● **练习任务**:
1 - 根据关于GTR-Turbo的文本，GTR和策略蒸馏这类方法的实用性与可复现性为何受到限制？请用一到三句话说明。
2 - 从关于GTR-Turbo的文本中摘录一段原文，起于“GTR-Turbo:融合檢查點在智能體視覺語言模型訓練中悄然成為免費導師”，止于“訓練時間與60%的計算成本。”。

___ 所示文本

GTR-Turbo:融合檢查點在智能體視覺語言模型訓練中悄然成為免費導師
GTR-Turbo: Merged Checkpoint is Secretly a Free Teacher for Agentic VLM Training
December 15, 2025
作者: Tong Wei, Yijun Yang, Changhao Zhang, Junliang Xing, Yuanchun Shi, Zongqing Lu, Deheng Ye
cs.AI
摘要
基於視覺語言模型(VLM)建構的多模態代理,其多輪強化學習(RL)長期受稀疏獎勵與長時程信度分配問題制約。近期研究通過查詢能提供步驟級反饋的教師模型來密集化獎勵信號(例如引導思維強化GTR與策略蒸餾法),但這些方法依賴成本高昂且通常具特權的教師模型,限制了實用性與可複現性。我們提出GTR-Turbo,作為GTR的高效升級版,能在無需訓練或查詢昂貴教師模型的情況下達成同等性能。具體而言,GTR-Turbo融合在線RL訓練過程中產生的檢查點權重,並將此融合模型作為「免費」教師,通過監督微調或軟邏輯蒸餾指導後續RL訓練。此設計消除了對特權VLM(如GPT或Gemini)的依賴,緩解了先前研究中觀察到的「熵崩潰」現象,並保持訓練穩定性。在多樣化視覺代理任務中,相較於GTR,GTR-Turbo將基準模型準確率提升10-30%,同時減少50%的實時訓練時間與60%的計算成本。
English
Multi-turn reinforcement learning (RL) for multi-modal agents built upon vision-language models (VLMs) is hampered by sparse rewards and long-horizon credit assignment. Recent methods densify the reward by querying a teacher that provides step-level feedback, e.g., Guided Thought Reinforcement (GTR) and On-Policy Distillation, but rely on costly, often privileged models as the teacher, limiting practicality and reproducibility. We introduce GTR-Turbo, a highly efficient upgrade to GTR, which matches the performance without training or querying an expensive teacher model. Specifically, GTR-Turbo merges the weights of checkpoints produced during the ongoing RL training, and then uses this merged model as a "free" teacher to guide the subsequent RL via supervised fine-tuning or soft logit distillation. This design removes dependence on privileged VLMs (e.g., GPT or Gemini), mitigates the "entropy collapse" observed in prior work, and keeps training stable. Across diverse visual agentic tasks, GTR-Turbo improves the accuracy of the baseline model by 10-30% while reducing wall-clock training time by 50% and compute cost by 60% relative to GTR.

______
___ 所示记录

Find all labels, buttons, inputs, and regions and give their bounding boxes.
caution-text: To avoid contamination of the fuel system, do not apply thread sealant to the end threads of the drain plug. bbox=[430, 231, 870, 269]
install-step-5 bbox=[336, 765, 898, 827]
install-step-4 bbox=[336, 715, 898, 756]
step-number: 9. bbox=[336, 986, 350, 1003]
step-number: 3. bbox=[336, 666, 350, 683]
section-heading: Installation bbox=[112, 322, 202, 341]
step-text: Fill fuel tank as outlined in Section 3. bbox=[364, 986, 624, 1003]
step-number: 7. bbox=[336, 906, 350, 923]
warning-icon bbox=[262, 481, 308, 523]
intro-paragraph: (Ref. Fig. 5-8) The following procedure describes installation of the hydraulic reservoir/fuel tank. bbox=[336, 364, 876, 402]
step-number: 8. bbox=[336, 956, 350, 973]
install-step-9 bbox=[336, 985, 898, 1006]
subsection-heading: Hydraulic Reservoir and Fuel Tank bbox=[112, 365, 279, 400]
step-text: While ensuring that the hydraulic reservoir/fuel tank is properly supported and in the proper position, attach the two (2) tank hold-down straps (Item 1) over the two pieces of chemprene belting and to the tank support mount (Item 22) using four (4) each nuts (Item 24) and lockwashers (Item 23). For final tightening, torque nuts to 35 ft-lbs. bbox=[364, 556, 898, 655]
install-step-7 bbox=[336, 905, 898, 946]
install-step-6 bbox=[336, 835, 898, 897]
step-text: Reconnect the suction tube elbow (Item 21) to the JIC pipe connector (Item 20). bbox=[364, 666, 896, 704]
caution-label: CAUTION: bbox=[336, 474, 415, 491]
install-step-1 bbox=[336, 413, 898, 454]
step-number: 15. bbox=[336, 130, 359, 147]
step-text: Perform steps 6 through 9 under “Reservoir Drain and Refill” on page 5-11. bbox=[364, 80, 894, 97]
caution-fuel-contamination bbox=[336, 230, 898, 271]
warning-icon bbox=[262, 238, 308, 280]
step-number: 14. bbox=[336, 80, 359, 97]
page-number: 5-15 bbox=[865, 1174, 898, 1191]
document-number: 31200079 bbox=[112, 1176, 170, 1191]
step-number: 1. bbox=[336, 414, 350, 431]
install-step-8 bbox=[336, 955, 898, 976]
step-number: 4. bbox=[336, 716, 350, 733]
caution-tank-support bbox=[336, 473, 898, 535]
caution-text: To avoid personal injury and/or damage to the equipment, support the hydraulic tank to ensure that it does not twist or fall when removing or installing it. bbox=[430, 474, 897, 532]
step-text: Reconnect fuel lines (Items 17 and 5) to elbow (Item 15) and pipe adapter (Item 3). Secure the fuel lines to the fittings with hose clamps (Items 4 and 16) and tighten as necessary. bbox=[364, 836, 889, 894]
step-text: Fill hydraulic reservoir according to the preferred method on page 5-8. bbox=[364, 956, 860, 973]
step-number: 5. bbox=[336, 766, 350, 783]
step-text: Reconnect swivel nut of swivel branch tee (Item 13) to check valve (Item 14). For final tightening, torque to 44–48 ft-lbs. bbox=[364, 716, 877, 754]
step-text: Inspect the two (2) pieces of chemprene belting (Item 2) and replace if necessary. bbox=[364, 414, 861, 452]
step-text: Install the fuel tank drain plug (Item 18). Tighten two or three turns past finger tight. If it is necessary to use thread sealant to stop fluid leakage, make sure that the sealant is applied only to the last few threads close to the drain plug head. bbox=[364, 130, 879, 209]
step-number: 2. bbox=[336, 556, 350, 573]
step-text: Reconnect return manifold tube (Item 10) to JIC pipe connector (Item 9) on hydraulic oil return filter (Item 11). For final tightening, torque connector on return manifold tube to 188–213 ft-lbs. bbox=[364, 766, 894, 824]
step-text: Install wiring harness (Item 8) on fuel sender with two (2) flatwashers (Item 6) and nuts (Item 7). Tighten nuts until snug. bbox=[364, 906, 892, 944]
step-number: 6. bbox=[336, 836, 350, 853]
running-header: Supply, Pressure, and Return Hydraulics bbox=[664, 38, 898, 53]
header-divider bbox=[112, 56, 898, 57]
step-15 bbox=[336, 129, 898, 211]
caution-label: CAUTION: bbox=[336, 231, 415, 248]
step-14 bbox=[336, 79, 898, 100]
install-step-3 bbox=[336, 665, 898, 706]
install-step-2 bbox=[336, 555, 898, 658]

______

● **练习结果**:
1 - 这类方法通过查询提供步骤级反馈的教师模型来密集化奖励信号。它们依赖的教师模型成本高昂，而且通常具有特权，因此实用性与可复现性受到限制。

2 -
GTR-Turbo:融合檢查點在智能體視覺語言模型訓練中悄然成為免費導師
GTR-Turbo: Merged Checkpoint is Secretly a Free Teacher for Agentic VLM Training
December 15, 2025
作者: Tong Wei, Yijun Yang, Changhao Zhang, Junliang Xing, Yuanchun Shi, Zongqing Lu, Deheng Ye
cs.AI
摘要
基於視覺語言模型(VLM)建構的多模態代理,其多輪強化學習(RL)長期受稀疏獎勵與長時程信度分配問題制約。近期研究通過查詢能提供步驟級反饋的教師模型來密集化獎勵信號(例如引導思維強化GTR與策略蒸餾法),但這些方法依賴成本高昂且通常具特權的教師模型,限制了實用性與可複現性。我們提出GTR-Turbo,作為GTR的高效升級版,能在無需訓練或查詢昂貴教師模型的情況下達成同等性能。具體而言,GTR-Turbo融合在線RL訓練過程中產生的檢查點權重,並將此融合模型作為「免費」教師,通過監督微調或軟邏輯蒸餾指導後續RL訓練。此設計消除了對特權VLM(如GPT或Gemini)的依賴,緩解了先前研究中觀察到的「熵崩潰」現象,並保持訓練穩定性。在多樣化視覺代理任務中,相較於GTR,GTR-Turbo將基準模型準確率提升10-30%,同時減少50%的實時訓練時間與60%的計算成本。